Your task is to extract the lines from the one holding "Transcribe the text in this document." through the end of the material. Set them down exactly and add nothing.

(Items listed in a dataset)
* Begin *
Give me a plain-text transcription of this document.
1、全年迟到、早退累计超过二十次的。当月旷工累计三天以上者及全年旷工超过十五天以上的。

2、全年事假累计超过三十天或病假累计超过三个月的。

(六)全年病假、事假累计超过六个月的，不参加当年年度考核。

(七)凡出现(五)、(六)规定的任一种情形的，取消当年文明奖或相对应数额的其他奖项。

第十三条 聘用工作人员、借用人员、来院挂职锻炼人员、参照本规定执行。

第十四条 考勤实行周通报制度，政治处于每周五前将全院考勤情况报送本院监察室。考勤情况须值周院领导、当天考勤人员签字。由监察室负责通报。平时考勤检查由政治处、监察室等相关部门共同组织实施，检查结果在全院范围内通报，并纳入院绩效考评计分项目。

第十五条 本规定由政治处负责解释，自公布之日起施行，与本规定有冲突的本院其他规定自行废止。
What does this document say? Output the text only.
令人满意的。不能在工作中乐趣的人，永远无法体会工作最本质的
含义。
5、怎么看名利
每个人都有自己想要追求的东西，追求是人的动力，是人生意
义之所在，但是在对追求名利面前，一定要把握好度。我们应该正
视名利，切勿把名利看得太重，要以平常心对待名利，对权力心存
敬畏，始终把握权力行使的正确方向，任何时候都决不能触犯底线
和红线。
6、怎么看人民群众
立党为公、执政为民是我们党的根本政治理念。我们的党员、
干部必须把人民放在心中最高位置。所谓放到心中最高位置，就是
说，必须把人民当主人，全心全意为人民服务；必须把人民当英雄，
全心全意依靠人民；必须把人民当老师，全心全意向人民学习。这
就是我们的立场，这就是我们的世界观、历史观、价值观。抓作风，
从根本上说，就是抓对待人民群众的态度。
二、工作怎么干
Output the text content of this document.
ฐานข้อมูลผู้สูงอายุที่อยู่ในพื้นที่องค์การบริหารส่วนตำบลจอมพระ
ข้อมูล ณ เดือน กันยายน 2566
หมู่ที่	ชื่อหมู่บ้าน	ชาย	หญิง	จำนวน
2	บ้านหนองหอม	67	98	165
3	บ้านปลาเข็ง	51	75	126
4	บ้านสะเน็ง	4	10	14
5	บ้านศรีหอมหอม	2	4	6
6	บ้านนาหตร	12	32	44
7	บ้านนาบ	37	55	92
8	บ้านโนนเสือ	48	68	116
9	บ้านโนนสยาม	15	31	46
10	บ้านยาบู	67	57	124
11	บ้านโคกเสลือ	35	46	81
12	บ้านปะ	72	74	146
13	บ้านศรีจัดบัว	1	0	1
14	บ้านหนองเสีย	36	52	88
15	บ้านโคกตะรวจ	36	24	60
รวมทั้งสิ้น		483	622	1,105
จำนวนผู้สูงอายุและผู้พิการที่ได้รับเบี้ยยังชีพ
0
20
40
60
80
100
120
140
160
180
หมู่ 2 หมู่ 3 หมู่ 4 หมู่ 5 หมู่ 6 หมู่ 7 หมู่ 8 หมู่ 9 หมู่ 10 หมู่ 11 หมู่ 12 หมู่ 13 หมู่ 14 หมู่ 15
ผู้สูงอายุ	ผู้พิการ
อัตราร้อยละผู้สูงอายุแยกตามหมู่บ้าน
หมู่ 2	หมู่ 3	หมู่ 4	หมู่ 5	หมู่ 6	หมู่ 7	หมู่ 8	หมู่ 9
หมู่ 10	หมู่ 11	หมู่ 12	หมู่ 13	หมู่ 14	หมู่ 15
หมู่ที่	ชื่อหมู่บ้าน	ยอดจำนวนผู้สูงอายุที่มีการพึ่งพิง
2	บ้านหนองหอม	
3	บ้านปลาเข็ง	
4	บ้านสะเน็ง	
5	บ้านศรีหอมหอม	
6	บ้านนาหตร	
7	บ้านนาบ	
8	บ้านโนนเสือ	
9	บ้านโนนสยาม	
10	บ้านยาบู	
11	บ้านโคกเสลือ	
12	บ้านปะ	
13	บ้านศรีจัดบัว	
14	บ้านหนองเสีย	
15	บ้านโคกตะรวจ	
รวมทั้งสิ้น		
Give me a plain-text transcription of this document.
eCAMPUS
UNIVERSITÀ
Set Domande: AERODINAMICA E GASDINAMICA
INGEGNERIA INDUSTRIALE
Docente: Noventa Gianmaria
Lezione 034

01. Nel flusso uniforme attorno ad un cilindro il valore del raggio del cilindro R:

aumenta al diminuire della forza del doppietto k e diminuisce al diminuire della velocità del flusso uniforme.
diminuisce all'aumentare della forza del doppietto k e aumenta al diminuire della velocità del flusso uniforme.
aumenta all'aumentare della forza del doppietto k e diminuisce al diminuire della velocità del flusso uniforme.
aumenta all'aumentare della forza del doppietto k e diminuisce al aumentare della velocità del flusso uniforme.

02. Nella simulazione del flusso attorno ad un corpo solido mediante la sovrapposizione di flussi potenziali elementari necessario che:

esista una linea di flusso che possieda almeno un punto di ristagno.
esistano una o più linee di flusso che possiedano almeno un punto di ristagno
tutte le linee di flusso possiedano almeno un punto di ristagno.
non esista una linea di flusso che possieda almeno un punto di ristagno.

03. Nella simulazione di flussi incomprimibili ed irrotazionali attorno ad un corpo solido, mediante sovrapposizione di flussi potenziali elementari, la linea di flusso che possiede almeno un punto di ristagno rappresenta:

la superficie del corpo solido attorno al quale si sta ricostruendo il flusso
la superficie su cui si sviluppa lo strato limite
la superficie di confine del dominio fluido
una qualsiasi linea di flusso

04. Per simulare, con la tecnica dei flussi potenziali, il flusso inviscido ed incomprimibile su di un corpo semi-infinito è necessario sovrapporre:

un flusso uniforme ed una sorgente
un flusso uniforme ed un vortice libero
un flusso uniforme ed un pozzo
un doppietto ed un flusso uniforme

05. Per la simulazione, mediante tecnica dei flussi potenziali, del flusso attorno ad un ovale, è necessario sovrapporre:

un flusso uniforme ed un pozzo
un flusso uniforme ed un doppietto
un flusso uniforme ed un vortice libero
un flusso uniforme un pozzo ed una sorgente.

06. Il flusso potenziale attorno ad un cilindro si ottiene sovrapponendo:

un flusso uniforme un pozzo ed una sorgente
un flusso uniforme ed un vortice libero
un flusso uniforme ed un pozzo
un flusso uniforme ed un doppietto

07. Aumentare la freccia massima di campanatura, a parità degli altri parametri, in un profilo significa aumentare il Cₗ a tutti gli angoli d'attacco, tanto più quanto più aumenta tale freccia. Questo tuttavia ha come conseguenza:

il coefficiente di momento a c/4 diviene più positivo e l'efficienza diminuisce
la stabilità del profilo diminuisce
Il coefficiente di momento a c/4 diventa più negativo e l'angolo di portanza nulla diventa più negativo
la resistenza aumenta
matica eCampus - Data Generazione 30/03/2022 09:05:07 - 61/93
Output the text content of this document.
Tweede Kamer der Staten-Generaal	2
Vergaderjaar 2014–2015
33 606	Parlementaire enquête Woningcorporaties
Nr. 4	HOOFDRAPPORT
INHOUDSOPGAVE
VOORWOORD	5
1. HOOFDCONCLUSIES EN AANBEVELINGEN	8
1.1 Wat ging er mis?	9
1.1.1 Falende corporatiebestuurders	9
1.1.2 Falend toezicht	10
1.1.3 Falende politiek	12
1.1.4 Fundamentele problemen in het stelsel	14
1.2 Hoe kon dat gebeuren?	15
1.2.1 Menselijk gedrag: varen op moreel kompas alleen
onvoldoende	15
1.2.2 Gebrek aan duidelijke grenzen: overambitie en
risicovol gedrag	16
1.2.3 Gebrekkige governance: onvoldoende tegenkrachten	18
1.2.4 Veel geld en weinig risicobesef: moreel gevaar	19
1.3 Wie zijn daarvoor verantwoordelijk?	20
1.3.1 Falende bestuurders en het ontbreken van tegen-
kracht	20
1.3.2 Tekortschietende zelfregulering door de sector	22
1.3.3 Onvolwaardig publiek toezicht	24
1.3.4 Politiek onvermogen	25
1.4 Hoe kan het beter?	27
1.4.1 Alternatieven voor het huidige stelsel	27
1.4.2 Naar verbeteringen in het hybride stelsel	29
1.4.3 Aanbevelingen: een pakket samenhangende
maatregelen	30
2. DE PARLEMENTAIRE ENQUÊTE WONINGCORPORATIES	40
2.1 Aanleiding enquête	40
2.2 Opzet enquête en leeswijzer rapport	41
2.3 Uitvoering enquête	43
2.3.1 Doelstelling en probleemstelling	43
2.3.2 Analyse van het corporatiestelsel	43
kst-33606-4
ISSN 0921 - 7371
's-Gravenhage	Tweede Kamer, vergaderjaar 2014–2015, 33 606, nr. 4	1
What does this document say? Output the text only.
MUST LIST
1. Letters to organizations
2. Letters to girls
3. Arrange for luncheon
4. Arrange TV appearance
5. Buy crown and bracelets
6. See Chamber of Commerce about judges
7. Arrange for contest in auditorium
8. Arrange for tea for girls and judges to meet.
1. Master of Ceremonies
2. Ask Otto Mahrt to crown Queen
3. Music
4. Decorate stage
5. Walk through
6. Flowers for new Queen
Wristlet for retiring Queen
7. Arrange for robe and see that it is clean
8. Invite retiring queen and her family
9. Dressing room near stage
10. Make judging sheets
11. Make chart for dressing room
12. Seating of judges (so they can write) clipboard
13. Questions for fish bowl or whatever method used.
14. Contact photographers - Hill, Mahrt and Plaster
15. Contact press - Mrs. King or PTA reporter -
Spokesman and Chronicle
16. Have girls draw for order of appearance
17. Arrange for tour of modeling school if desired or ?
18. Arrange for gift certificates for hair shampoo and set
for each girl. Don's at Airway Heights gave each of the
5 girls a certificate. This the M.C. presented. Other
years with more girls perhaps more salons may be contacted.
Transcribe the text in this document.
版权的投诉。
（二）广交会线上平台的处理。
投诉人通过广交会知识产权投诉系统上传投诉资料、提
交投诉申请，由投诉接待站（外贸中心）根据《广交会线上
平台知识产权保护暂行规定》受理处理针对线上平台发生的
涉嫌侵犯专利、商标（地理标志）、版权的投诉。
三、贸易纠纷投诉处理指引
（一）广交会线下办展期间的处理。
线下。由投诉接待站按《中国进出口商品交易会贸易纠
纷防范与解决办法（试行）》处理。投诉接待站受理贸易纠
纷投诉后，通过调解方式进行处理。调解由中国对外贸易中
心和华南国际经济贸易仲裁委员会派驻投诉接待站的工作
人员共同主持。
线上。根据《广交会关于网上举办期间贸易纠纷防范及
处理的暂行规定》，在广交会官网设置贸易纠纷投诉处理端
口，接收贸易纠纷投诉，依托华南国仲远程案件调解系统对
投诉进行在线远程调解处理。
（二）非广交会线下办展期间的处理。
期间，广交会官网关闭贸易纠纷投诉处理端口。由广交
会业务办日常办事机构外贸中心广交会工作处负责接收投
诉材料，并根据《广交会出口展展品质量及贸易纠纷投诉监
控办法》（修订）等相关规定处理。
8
* End *
**Complete output**
Transcribe the text in this document.
版权的投诉。
（二）广交会线上平台的处理。
投诉人通过广交会知识产权投诉系统上传投诉资料、提
交投诉申请，由投诉接待站（外贸中心）根据《广交会线上
平台知识产权保护暂行规定》受理处理针对线上平台发生的
涉嫌侵犯专利、商标（地理标志）、版权的投诉。
三、贸易纠纷投诉处理指引
（一）广交会线下办展期间的处理。
线下。由投诉接待站按《中国进出口商品交易会贸易纠
纷防范与解决办法（试行）》处理。投诉接待站受理贸易纠
纷投诉后，通过调解方式进行处理。调解由中国对外贸易中
心和华南国际经济贸易仲裁委员会派驻投诉接待站的工作
人员共同主持。
线上。根据《广交会关于网上举办期间贸易纠纷防范及
处理的暂行规定》，在广交会官网设置贸易纠纷投诉处理端
口，接收贸易纠纷投诉，依托华南国仲远程案件调解系统对
投诉进行在线远程调解处理。
（二）非广交会线下办展期间的处理。
期间，广交会官网关闭贸易纠纷投诉处理端口。由广交
会业务办日常办事机构外贸中心广交会工作处负责接收投
诉材料，并根据《广交会出口展展品质量及贸易纠纷投诉监
控办法》（修订）等相关规定处理。
8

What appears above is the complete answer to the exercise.